_Task directions_
Your task is to transcribe all the entries exactly, excluding pictures.
--- BEGIN Raw records ---
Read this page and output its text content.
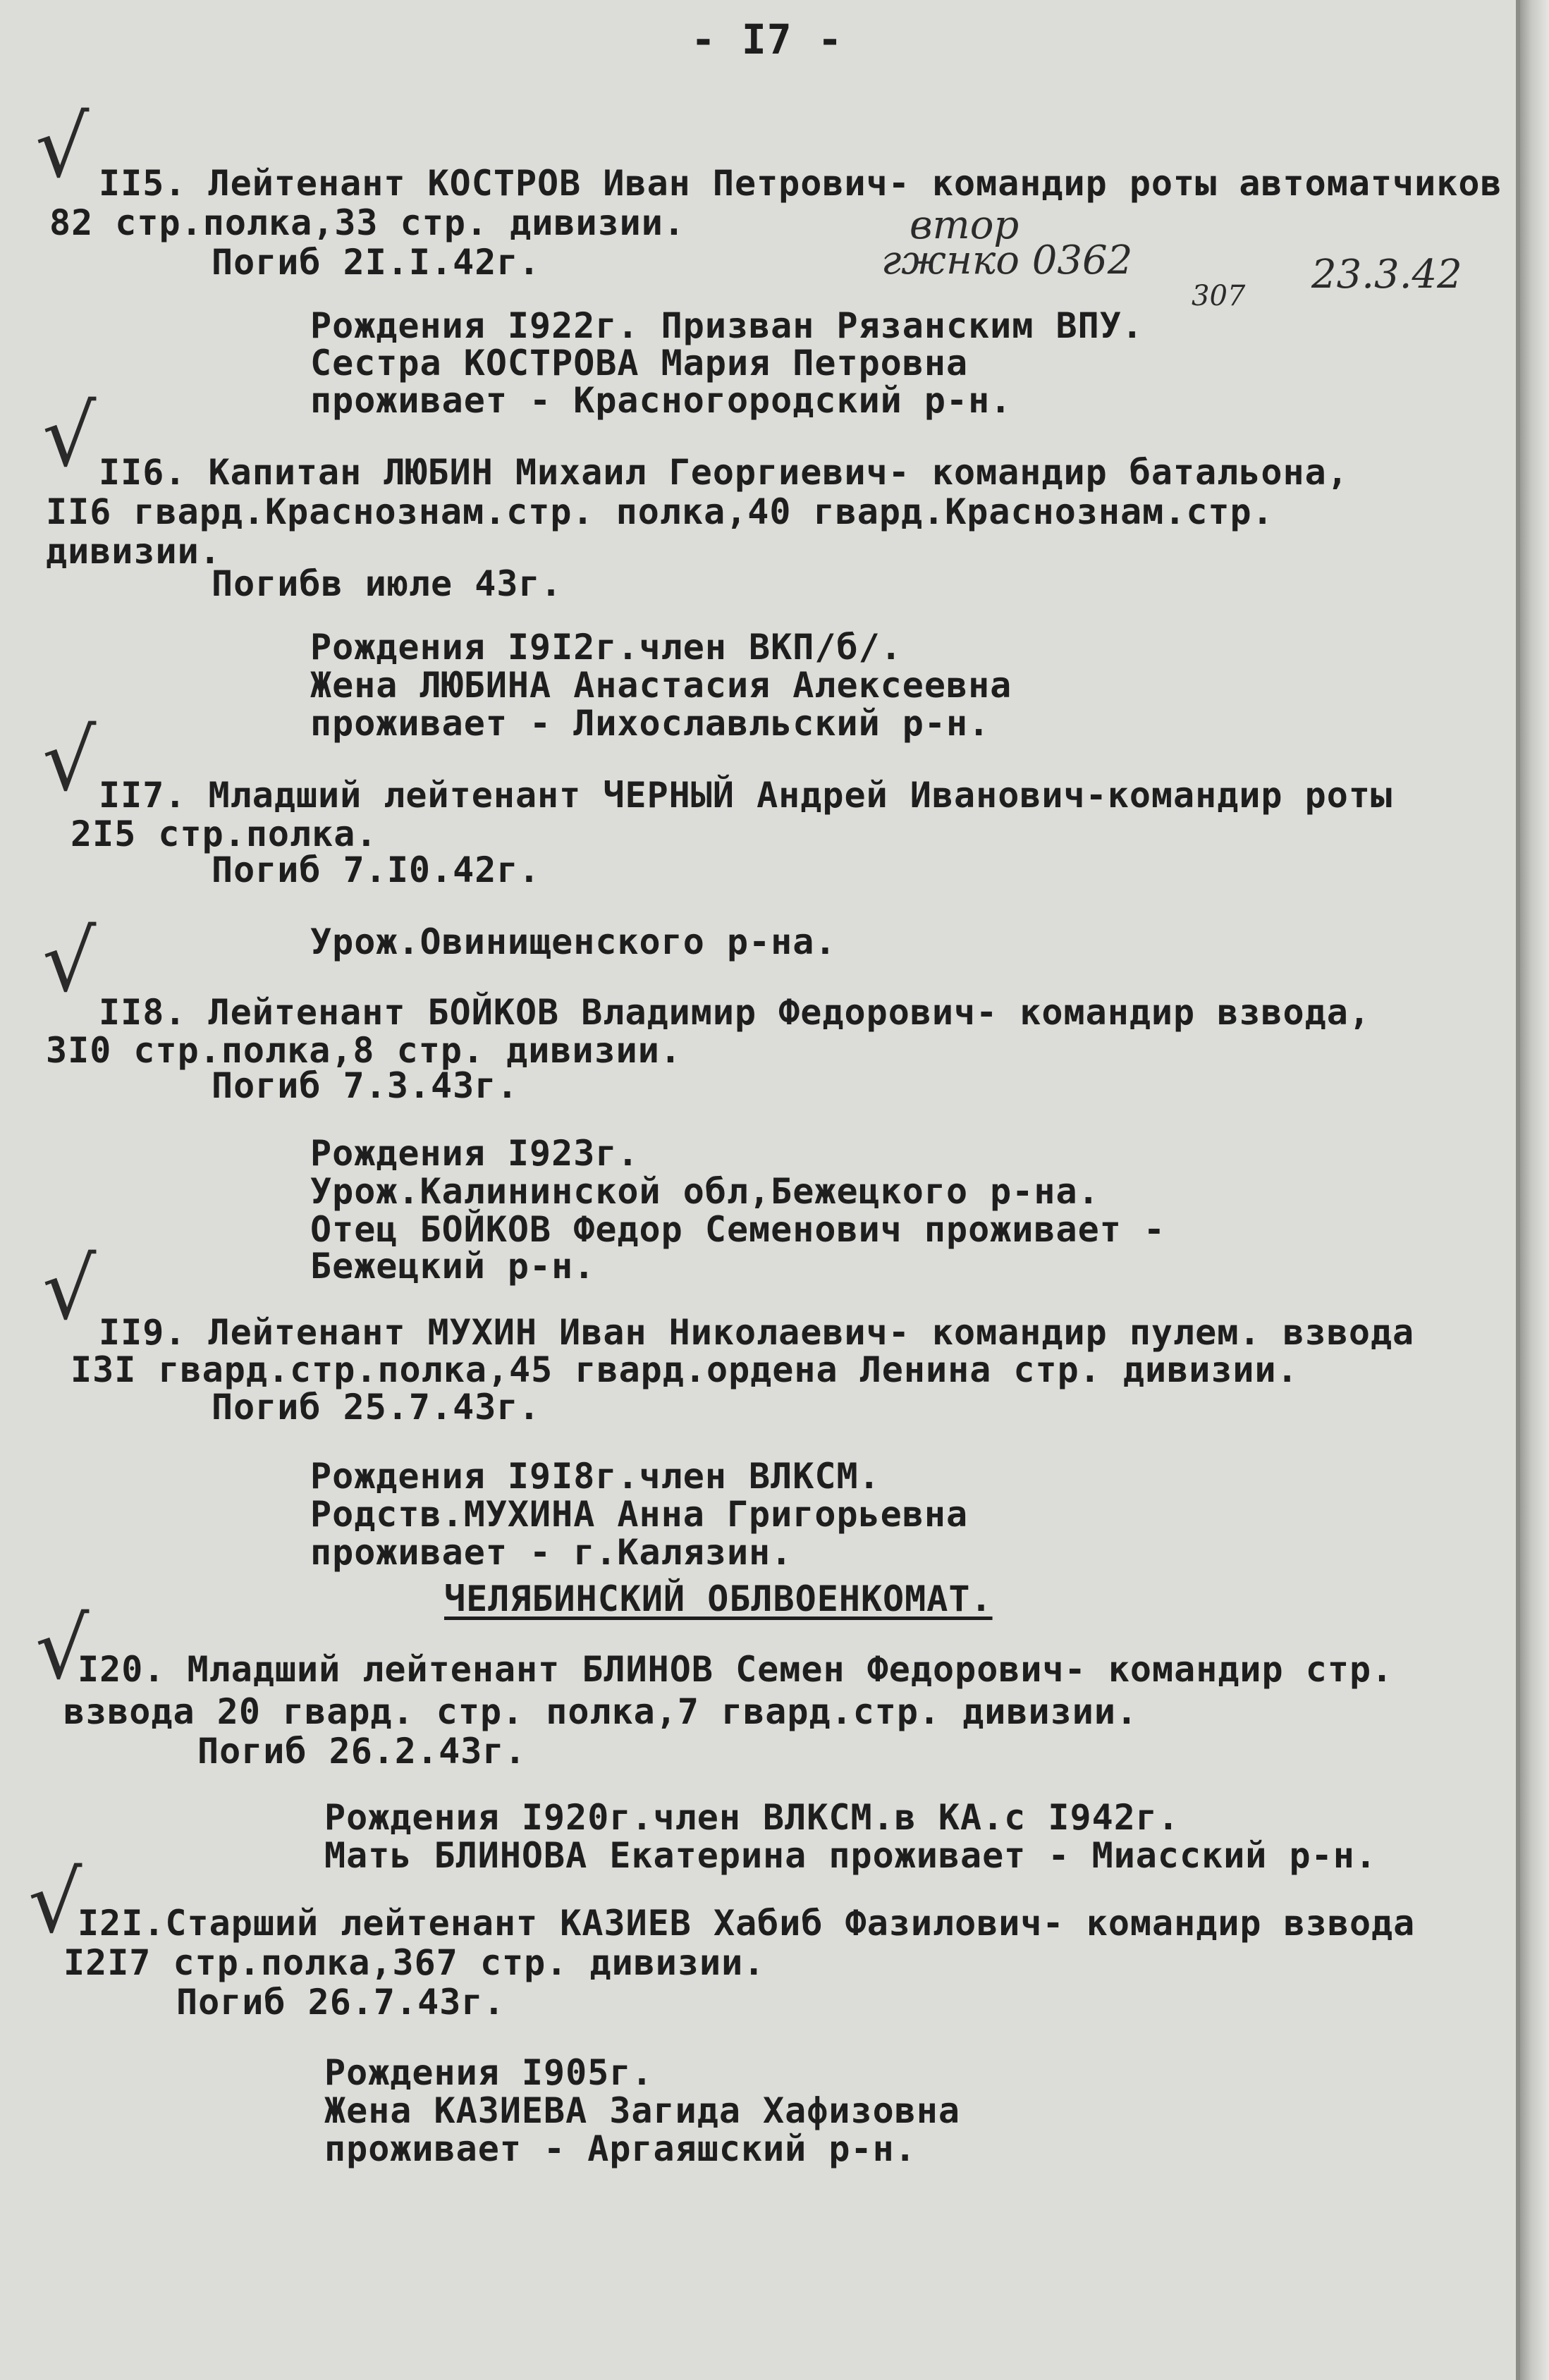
- I7 -
втор
гжнко 0362
307 23.3.42
√ II5. Лейтенант КОСТРОВ Иван Петрович- командир роты автоматчиков
82 стр.полка,33 стр. дивизии.
Погиб 2I.I.42г.
Рождения I922г. Призван Рязанским ВПУ.
Сестра КОСТРОВА Мария Петровна
проживает - Красногородский р-н.
√ II6. Капитан ЛЮБИН Михаил Георгиевич- командир батальона,
II6 гвард.Краснознам.стр. полка,40 гвард.Краснознам.стр.
дивизии.
Погибв июле 43г.
Рождения I9I2г.член ВКП/б/.
Жена ЛЮБИНА Анастасия Алексеевна
проживает - Лихославльский р-н.
√ II7. Младший лейтенант ЧЕРНЫЙ Андрей Иванович-командир роты
2I5 стр.полка.
Погиб 7.I0.42г.
Урож.Овинищенского р-на.
√
II8. Лейтенант БОЙКОВ Владимир Федорович- командир взвода,
3I0 стр.полка,8 стр. дивизии.
Погиб 7.3.43г.
Рождения I923г.
Урож.Калининской обл,Бежецкого р-на.
Отец БОЙКОВ Федор Семенович проживает -
Бежецкий р-н.
√ II9. Лейтенант МУХИН Иван Николаевич- командир пулем. взвода
I3I гвард.стр.полка,45 гвард.ордена Ленина стр. дивизии.
Погиб 25.7.43г.
Рождения I9I8г.член ВЛКСМ.
Родств.МУХИНА Анна Григорьевна
проживает - г.Калязин.
ЧЕЛЯБИНСКИЙ ОБЛВОЕНКОМАТ.
√
I20. Младший лейтенант БЛИНОВ Семен Федорович- командир стр.
взвода 20 гвард. стр. полка,7 гвард.стр. дивизии.
Погиб 26.2.43г.
Рождения I920г.член ВЛКСМ.в КА.с I942г.
Мать БЛИНОВА Екатерина проживает - Миасский р-н.
√
I2I.Старший лейтенант КАЗИЕВ Хабиб Фазилович- командир взвода
I2I7 стр.полка,367 стр. дивизии.
Погиб 26.7.43г.
Рождения I905г.
Жена КАЗИЕВА Загида Хафизовна
проживает - Аргаяшский р-н.
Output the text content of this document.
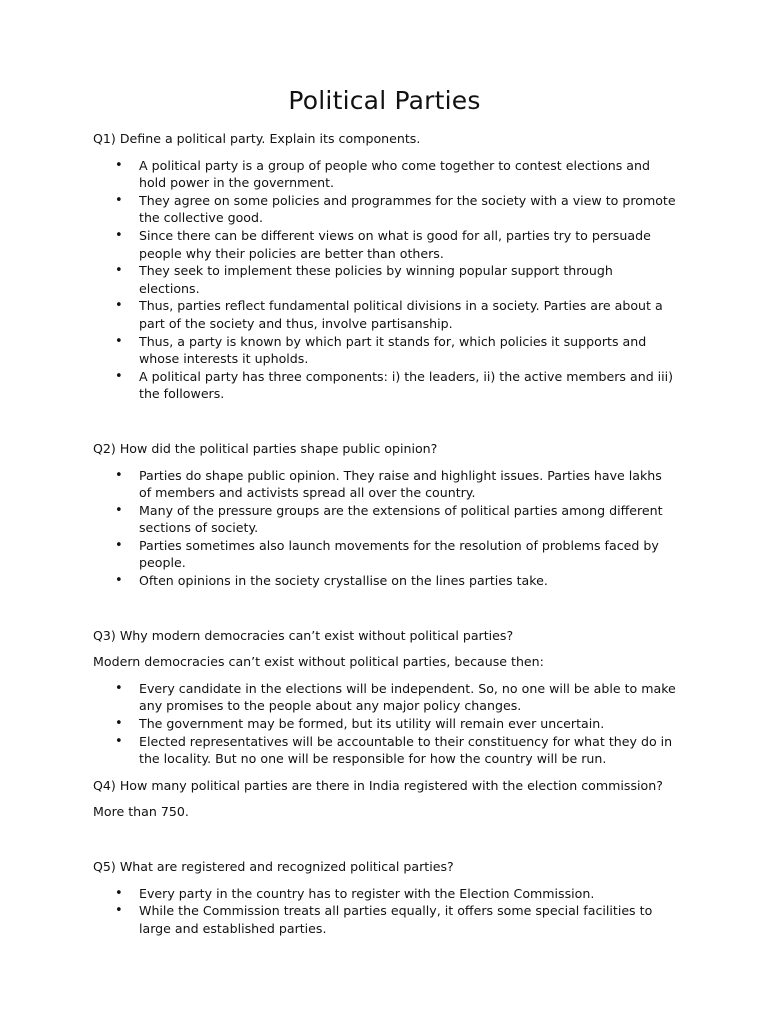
Political Parties

Q1) Define a political party. Explain its components.

• A political party is a group of people who come together to contest elections and hold power in the government.
• They agree on some policies and programmes for the society with a view to promote the collective good.
• Since there can be different views on what is good for all, parties try to persuade people why their policies are better than others.
• They seek to implement these policies by winning popular support through elections.
• Thus, parties reflect fundamental political divisions in a society. Parties are about a part of the society and thus, involve partisanship.
• Thus, a party is known by which part it stands for, which policies it supports and whose interests it upholds.
• A political party has three components: i) the leaders, ii) the active members and iii) the followers.

Q2) How did the political parties shape public opinion?

• Parties do shape public opinion. They raise and highlight issues. Parties have lakhs of members and activists spread all over the country.
• Many of the pressure groups are the extensions of political parties among different sections of society.
• Parties sometimes also launch movements for the resolution of problems faced by people.
• Often opinions in the society crystallise on the lines parties take.

Q3) Why modern democracies can’t exist without political parties?

Modern democracies can’t exist without political parties, because then:

• Every candidate in the elections will be independent. So, no one will be able to make any promises to the people about any major policy changes.
• The government may be formed, but its utility will remain ever uncertain.
• Elected representatives will be accountable to their constituency for what they do in the locality. But no one will be responsible for how the country will be run.

Q4) How many political parties are there in India registered with the election commission?

More than 750.

Q5) What are registered and recognized political parties?

• Every party in the country has to register with the Election Commission.
• While the Commission treats all parties equally, it offers some special facilities to large and established parties.
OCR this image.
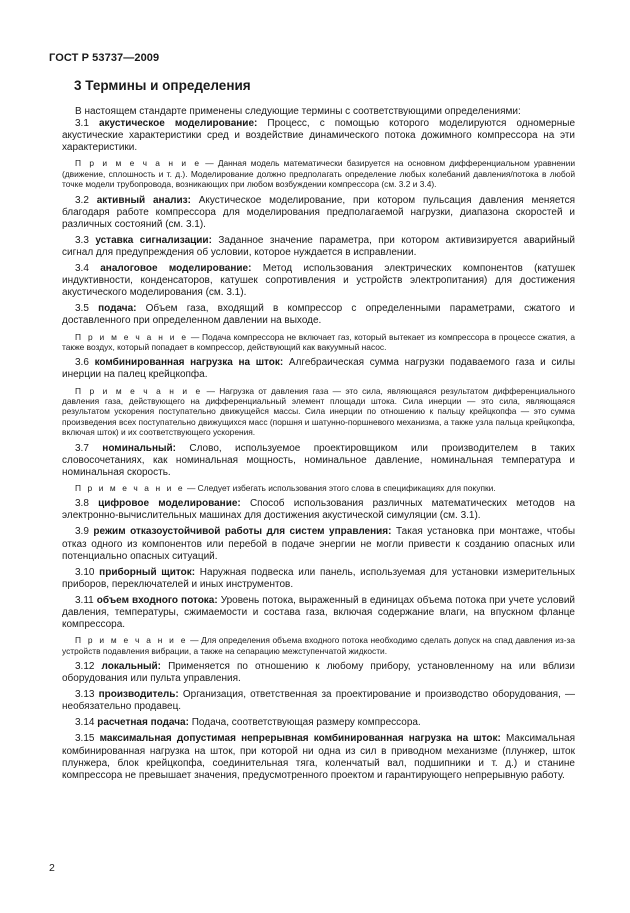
ГОСТ Р 53737—2009
3 Термины и определения

В настоящем стандарте применены следующие термины с соответствующими определениями:

3.1 акустическое моделирование: Процесс, с помощью которого моделируются одномерные акустические характеристики сред и воздействие динамического потока дожимного компрессора на эти характеристики.

П р и м е ч а н и е — Данная модель математически базируется на основном дифференциальном уравнении (движение, сплошность и т. д.). Моделирование должно предполагать определение любых колебаний давления/потока в любой точке модели трубопровода, возникающих при любом возбуждении компрессора (см. 3.2 и 3.4).

3.2 активный анализ: Акустическое моделирование, при котором пульсация давления меняется благодаря работе компрессора для моделирования предполагаемой нагрузки, диапазона скоростей и различных состояний (см. 3.1).

3.3 уставка сигнализации: Заданное значение параметра, при котором активизируется аварийный сигнал для предупреждения об условии, которое нуждается в исправлении.

3.4 аналоговое моделирование: Метод использования электрических компонентов (катушек индуктивности, конденсаторов, катушек сопротивления и устройств электропитания) для достижения акустического моделирования (см. 3.1).

3.5 подача: Объем газа, входящий в компрессор с определенными параметрами, сжатого и доставленного при определенном давлении на выходе.

П р и м е ч а н и е — Подача компрессора не включает газ, который вытекает из компрессора в процессе сжатия, а также воздух, который попадает в компрессор, действующий как вакуумный насос.

3.6 комбинированная нагрузка на шток: Алгебраическая сумма нагрузки подаваемого газа и силы инерции на палец крейцкопфа.

П р и м е ч а н и е — Нагрузка от давления газа — это сила, являющаяся результатом дифференциального давления газа, действующего на дифференциальный элемент площади штока. Сила инерции — это сила, являющаяся результатом ускорения поступательно движущейся массы. Сила инерции по отношению к пальцу крейцкопфа — это сумма произведения всех поступательно движущихся масс (поршня и шатунно-поршневого механизма, а также узла пальца крейцкопфа, включая шток) и их соответствующего ускорения.

3.7 номинальный: Слово, используемое проектировщиком или производителем в таких словосочетаниях, как номинальная мощность, номинальное давление, номинальная температура и номинальная скорость.

П р и м е ч а н и е — Следует избегать использования этого слова в спецификациях для покупки.

3.8 цифровое моделирование: Способ использования различных математических методов на электронно-вычислительных машинах для достижения акустической симуляции (см. 3.1).

3.9 режим отказоустойчивой работы для систем управления: Такая установка при монтаже, чтобы отказ одного из компонентов или перебой в подаче энергии не могли привести к созданию опасных или потенциально опасных ситуаций.

3.10 приборный щиток: Наружная подвеска или панель, используемая для установки измерительных приборов, переключателей и иных инструментов.

3.11 объем входного потока: Уровень потока, выраженный в единицах объема потока при учете условий давления, температуры, сжимаемости и состава газа, включая содержание влаги, на впускном фланце компрессора.

П р и м е ч а н и е — Для определения объема входного потока необходимо сделать допуск на спад давления из-за устройств подавления вибрации, а также на сепарацию межступенчатой жидкости.

3.12 локальный: Применяется по отношению к любому прибору, установленному на или вблизи оборудования или пульта управления.

3.13 производитель: Организация, ответственная за проектирование и производство оборудования, — необязательно продавец.

3.14 расчетная подача: Подача, соответствующая размеру компрессора.

3.15 максимальная допустимая непрерывная комбинированная нагрузка на шток: Максимальная комбинированная нагрузка на шток, при которой ни одна из сил в приводном механизме (плунжер, шток плунжера, блок крейцкопфа, соединительная тяга, коленчатый вал, подшипники и т. д.) и станине компрессора не превышает значения, предусмотренного проектом и гарантирующего непрерывную работу.

2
--- END Raw records ---
_Solution_
Read this page and output its text content.
- I7 -
втор
гжнко 0362
307 23.3.42
√ II5. Лейтенант КОСТРОВ Иван Петрович- командир роты автоматчиков
82 стр.полка,33 стр. дивизии.
Погиб 2I.I.42г.
Рождения I922г. Призван Рязанским ВПУ.
Сестра КОСТРОВА Мария Петровна
проживает - Красногородский р-н.
√ II6. Капитан ЛЮБИН Михаил Георгиевич- командир батальона,
II6 гвард.Краснознам.стр. полка,40 гвард.Краснознам.стр.
дивизии.
Погибв июле 43г.
Рождения I9I2г.член ВКП/б/.
Жена ЛЮБИНА Анастасия Алексеевна
проживает - Лихославльский р-н.
√ II7. Младший лейтенант ЧЕРНЫЙ Андрей Иванович-командир роты
2I5 стр.полка.
Погиб 7.I0.42г.
Урож.Овинищенского р-на.
√
II8. Лейтенант БОЙКОВ Владимир Федорович- командир взвода,
3I0 стр.полка,8 стр. дивизии.
Погиб 7.3.43г.
Рождения I923г.
Урож.Калининской обл,Бежецкого р-на.
Отец БОЙКОВ Федор Семенович проживает -
Бежецкий р-н.
√ II9. Лейтенант МУХИН Иван Николаевич- командир пулем. взвода
I3I гвард.стр.полка,45 гвард.ордена Ленина стр. дивизии.
Погиб 25.7.43г.
Рождения I9I8г.член ВЛКСМ.
Родств.МУХИНА Анна Григорьевна
проживает - г.Калязин.
ЧЕЛЯБИНСКИЙ ОБЛВОЕНКОМАТ.
√
I20. Младший лейтенант БЛИНОВ Семен Федорович- командир стр.
взвода 20 гвард. стр. полка,7 гвард.стр. дивизии.
Погиб 26.2.43г.
Рождения I920г.член ВЛКСМ.в КА.с I942г.
Мать БЛИНОВА Екатерина проживает - Миасский р-н.
√
I2I.Старший лейтенант КАЗИЕВ Хабиб Фазилович- командир взвода
I2I7 стр.полка,367 стр. дивизии.
Погиб 26.7.43г.
Рождения I905г.
Жена КАЗИЕВА Загида Хафизовна
проживает - Аргаяшский р-н.
Output the text content of this document.
Political Parties

Q1) Define a political party. Explain its components.

• A political party is a group of people who come together to contest elections and hold power in the government.
• They agree on some policies and programmes for the society with a view to promote the collective good.
• Since there can be different views on what is good for all, parties try to persuade people why their policies are better than others.
• They seek to implement these policies by winning popular support through elections.
• Thus, parties reflect fundamental political divisions in a society. Parties are about a part of the society and thus, involve partisanship.
• Thus, a party is known by which part it stands for, which policies it supports and whose interests it upholds.
• A political party has three components: i) the leaders, ii) the active members and iii) the followers.

Q2) How did the political parties shape public opinion?

• Parties do shape public opinion. They raise and highlight issues. Parties have lakhs of members and activists spread all over the country.
• Many of the pressure groups are the extensions of political parties among different sections of society.
• Parties sometimes also launch movements for the resolution of problems faced by people.
• Often opinions in the society crystallise on the lines parties take.

Q3) Why modern democracies can’t exist without political parties?

Modern democracies can’t exist without political parties, because then:

• Every candidate in the elections will be independent. So, no one will be able to make any promises to the people about any major policy changes.
• The government may be formed, but its utility will remain ever uncertain.
• Elected representatives will be accountable to their constituency for what they do in the locality. But no one will be responsible for how the country will be run.

Q4) How many political parties are there in India registered with the election commission?

More than 750.

Q5) What are registered and recognized political parties?

• Every party in the country has to register with the Election Commission.
• While the Commission treats all parties equally, it offers some special facilities to large and established parties.
OCR this image.
ГОСТ Р 53737—2009
3 Термины и определения

В настоящем стандарте применены следующие термины с соответствующими определениями:

3.1 акустическое моделирование: Процесс, с помощью которого моделируются одномерные акустические характеристики сред и воздействие динамического потока дожимного компрессора на эти характеристики.

П р и м е ч а н и е — Данная модель математически базируется на основном дифференциальном уравнении (движение, сплошность и т. д.). Моделирование должно предполагать определение любых колебаний давления/потока в любой точке модели трубопровода, возникающих при любом возбуждении компрессора (см. 3.2 и 3.4).

3.2 активный анализ: Акустическое моделирование, при котором пульсация давления меняется благодаря работе компрессора для моделирования предполагаемой нагрузки, диапазона скоростей и различных состояний (см. 3.1).

3.3 уставка сигнализации: Заданное значение параметра, при котором активизируется аварийный сигнал для предупреждения об условии, которое нуждается в исправлении.

3.4 аналоговое моделирование: Метод использования электрических компонентов (катушек индуктивности, конденсаторов, катушек сопротивления и устройств электропитания) для достижения акустического моделирования (см. 3.1).

3.5 подача: Объем газа, входящий в компрессор с определенными параметрами, сжатого и доставленного при определенном давлении на выходе.

П р и м е ч а н и е — Подача компрессора не включает газ, который вытекает из компрессора в процессе сжатия, а также воздух, который попадает в компрессор, действующий как вакуумный насос.

3.6 комбинированная нагрузка на шток: Алгебраическая сумма нагрузки подаваемого газа и силы инерции на палец крейцкопфа.

П р и м е ч а н и е — Нагрузка от давления газа — это сила, являющаяся результатом дифференциального давления газа, действующего на дифференциальный элемент площади штока. Сила инерции — это сила, являющаяся результатом ускорения поступательно движущейся массы. Сила инерции по отношению к пальцу крейцкопфа — это сумма произведения всех поступательно движущихся масс (поршня и шатунно-поршневого механизма, а также узла пальца крейцкопфа, включая шток) и их соответствующего ускорения.

3.7 номинальный: Слово, используемое проектировщиком или производителем в таких словосочетаниях, как номинальная мощность, номинальное давление, номинальная температура и номинальная скорость.

П р и м е ч а н и е — Следует избегать использования этого слова в спецификациях для покупки.

3.8 цифровое моделирование: Способ использования различных математических методов на электронно-вычислительных машинах для достижения акустической симуляции (см. 3.1).

3.9 режим отказоустойчивой работы для систем управления: Такая установка при монтаже, чтобы отказ одного из компонентов или перебой в подаче энергии не могли привести к созданию опасных или потенциально опасных ситуаций.

3.10 приборный щиток: Наружная подвеска или панель, используемая для установки измерительных приборов, переключателей и иных инструментов.

3.11 объем входного потока: Уровень потока, выраженный в единицах объема потока при учете условий давления, температуры, сжимаемости и состава газа, включая содержание влаги, на впускном фланце компрессора.

П р и м е ч а н и е — Для определения объема входного потока необходимо сделать допуск на спад давления из-за устройств подавления вибрации, а также на сепарацию межступенчатой жидкости.

3.12 локальный: Применяется по отношению к любому прибору, установленному на или вблизи оборудования или пульта управления.

3.13 производитель: Организация, ответственная за проектирование и производство оборудования, — необязательно продавец.

3.14 расчетная подача: Подача, соответствующая размеру компрессора.

3.15 максимальная допустимая непрерывная комбинированная нагрузка на шток: Максимальная комбинированная нагрузка на шток, при которой ни одна из сил в приводном механизме (плунжер, шток плунжера, блок крейцкопфа, соединительная тяга, коленчатый вал, подшипники и т. д.) и станине компрессора не превышает значения, предусмотренного проектом и гарантирующего непрерывную работу.

2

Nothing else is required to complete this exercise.